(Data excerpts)
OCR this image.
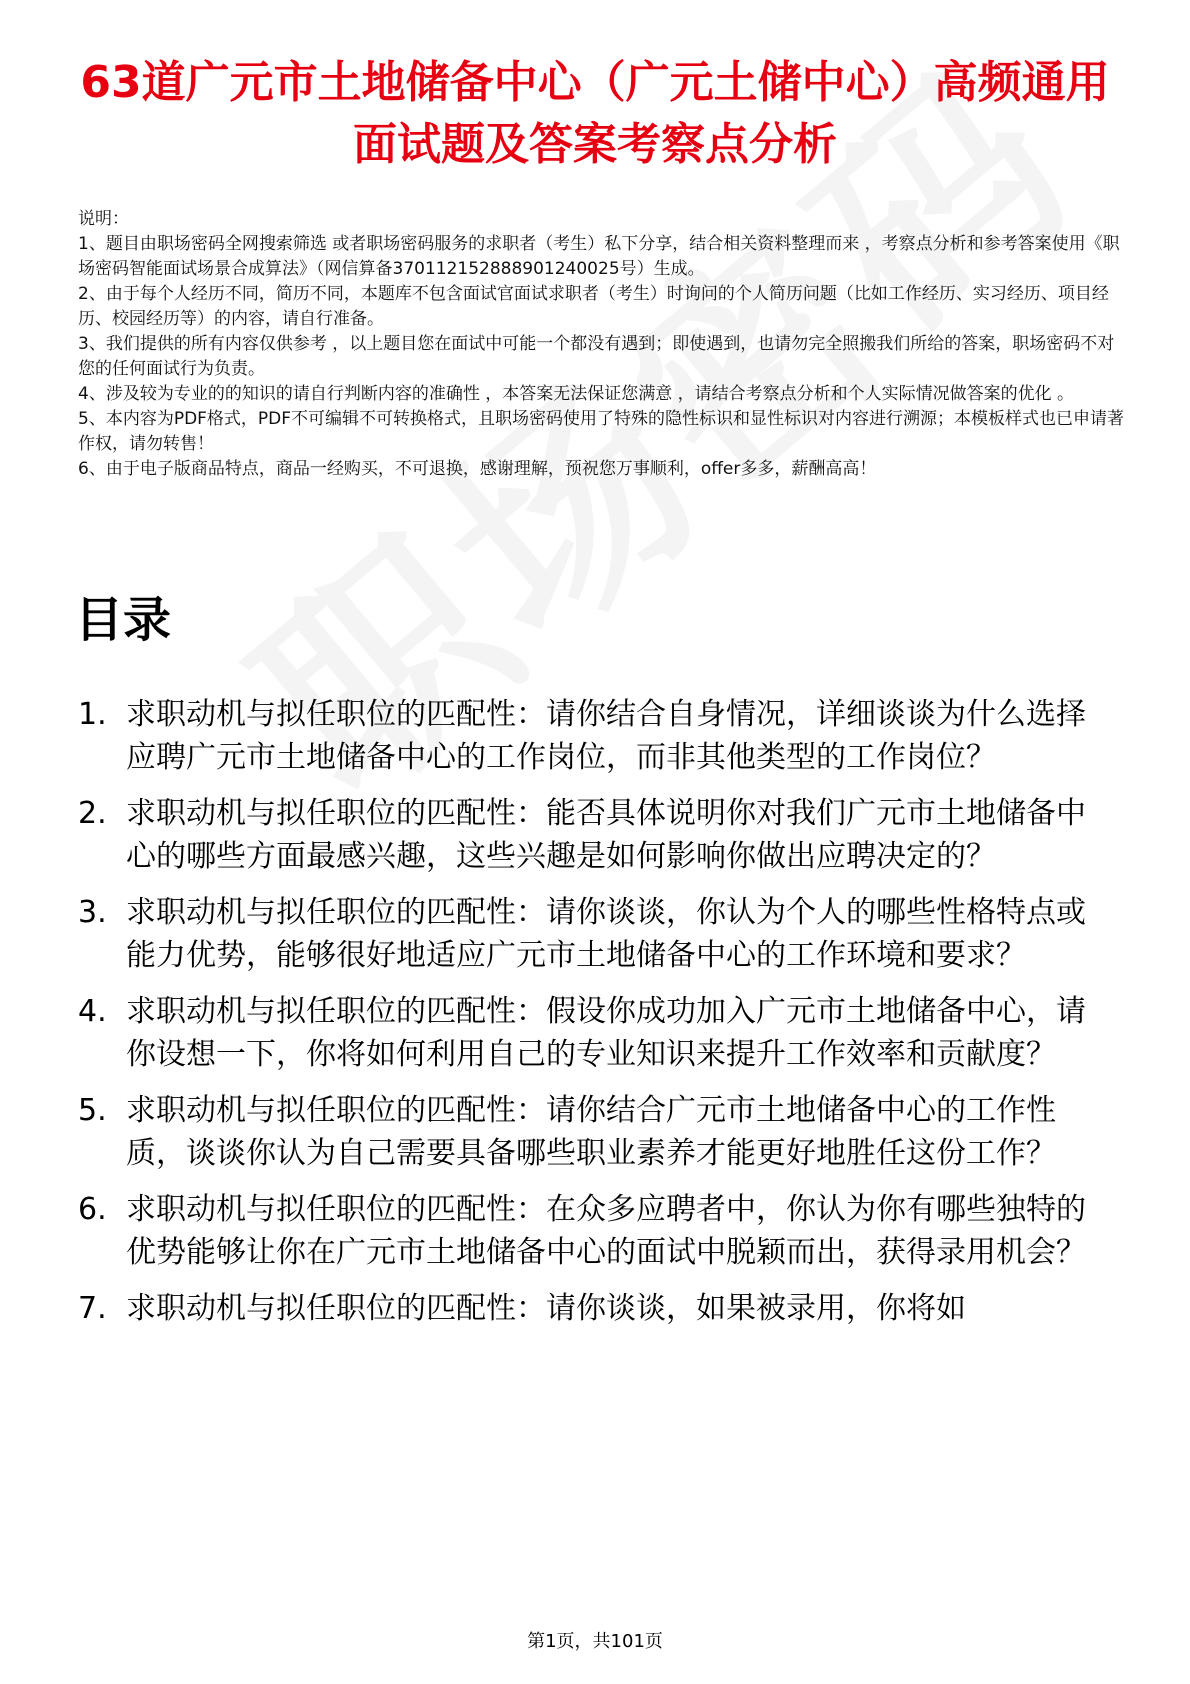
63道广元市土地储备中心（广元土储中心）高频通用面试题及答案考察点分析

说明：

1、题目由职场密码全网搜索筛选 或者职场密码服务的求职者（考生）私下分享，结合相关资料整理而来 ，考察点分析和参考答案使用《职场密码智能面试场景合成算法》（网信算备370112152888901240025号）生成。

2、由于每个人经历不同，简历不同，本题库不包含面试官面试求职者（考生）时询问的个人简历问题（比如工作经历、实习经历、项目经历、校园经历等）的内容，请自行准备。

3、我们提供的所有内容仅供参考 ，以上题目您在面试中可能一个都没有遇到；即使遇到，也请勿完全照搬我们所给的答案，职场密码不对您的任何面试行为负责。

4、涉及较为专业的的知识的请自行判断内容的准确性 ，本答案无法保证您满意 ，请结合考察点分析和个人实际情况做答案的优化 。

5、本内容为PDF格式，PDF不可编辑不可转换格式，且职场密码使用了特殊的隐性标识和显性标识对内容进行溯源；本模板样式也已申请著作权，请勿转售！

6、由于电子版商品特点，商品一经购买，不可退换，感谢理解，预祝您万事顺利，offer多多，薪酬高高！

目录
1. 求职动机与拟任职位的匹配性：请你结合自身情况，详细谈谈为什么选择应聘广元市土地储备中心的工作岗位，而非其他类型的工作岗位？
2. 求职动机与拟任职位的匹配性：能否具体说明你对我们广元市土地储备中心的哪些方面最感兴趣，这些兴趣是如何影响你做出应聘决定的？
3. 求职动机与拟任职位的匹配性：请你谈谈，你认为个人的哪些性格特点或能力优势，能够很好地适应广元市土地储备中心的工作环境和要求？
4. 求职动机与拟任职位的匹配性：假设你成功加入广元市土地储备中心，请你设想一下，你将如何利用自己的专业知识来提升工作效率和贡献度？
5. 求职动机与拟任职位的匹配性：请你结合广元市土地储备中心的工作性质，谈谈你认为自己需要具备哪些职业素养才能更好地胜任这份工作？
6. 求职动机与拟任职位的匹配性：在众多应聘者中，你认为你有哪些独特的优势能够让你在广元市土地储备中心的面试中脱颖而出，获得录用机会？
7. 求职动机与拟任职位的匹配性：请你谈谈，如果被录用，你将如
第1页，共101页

* The task *
Transcribe the full listing above exactly as it stands, minus the pictures.

* Solution for this problem *
OCR this image.
63道广元市土地储备中心（广元土储中心）高频通用面试题及答案考察点分析

说明：

1、题目由职场密码全网搜索筛选 或者职场密码服务的求职者（考生）私下分享，结合相关资料整理而来 ，考察点分析和参考答案使用《职场密码智能面试场景合成算法》（网信算备370112152888901240025号）生成。

2、由于每个人经历不同，简历不同，本题库不包含面试官面试求职者（考生）时询问的个人简历问题（比如工作经历、实习经历、项目经历、校园经历等）的内容，请自行准备。

3、我们提供的所有内容仅供参考 ，以上题目您在面试中可能一个都没有遇到；即使遇到，也请勿完全照搬我们所给的答案，职场密码不对您的任何面试行为负责。

4、涉及较为专业的的知识的请自行判断内容的准确性 ，本答案无法保证您满意 ，请结合考察点分析和个人实际情况做答案的优化 。

5、本内容为PDF格式，PDF不可编辑不可转换格式，且职场密码使用了特殊的隐性标识和显性标识对内容进行溯源；本模板样式也已申请著作权，请勿转售！

6、由于电子版商品特点，商品一经购买，不可退换，感谢理解，预祝您万事顺利，offer多多，薪酬高高！

目录
1. 求职动机与拟任职位的匹配性：请你结合自身情况，详细谈谈为什么选择应聘广元市土地储备中心的工作岗位，而非其他类型的工作岗位？
2. 求职动机与拟任职位的匹配性：能否具体说明你对我们广元市土地储备中心的哪些方面最感兴趣，这些兴趣是如何影响你做出应聘决定的？
3. 求职动机与拟任职位的匹配性：请你谈谈，你认为个人的哪些性格特点或能力优势，能够很好地适应广元市土地储备中心的工作环境和要求？
4. 求职动机与拟任职位的匹配性：假设你成功加入广元市土地储备中心，请你设想一下，你将如何利用自己的专业知识来提升工作效率和贡献度？
5. 求职动机与拟任职位的匹配性：请你结合广元市土地储备中心的工作性质，谈谈你认为自己需要具备哪些职业素养才能更好地胜任这份工作？
6. 求职动机与拟任职位的匹配性：在众多应聘者中，你认为你有哪些独特的优势能够让你在广元市土地储备中心的面试中脱颖而出，获得录用机会？
7. 求职动机与拟任职位的匹配性：请你谈谈，如果被录用，你将如
第1页，共101页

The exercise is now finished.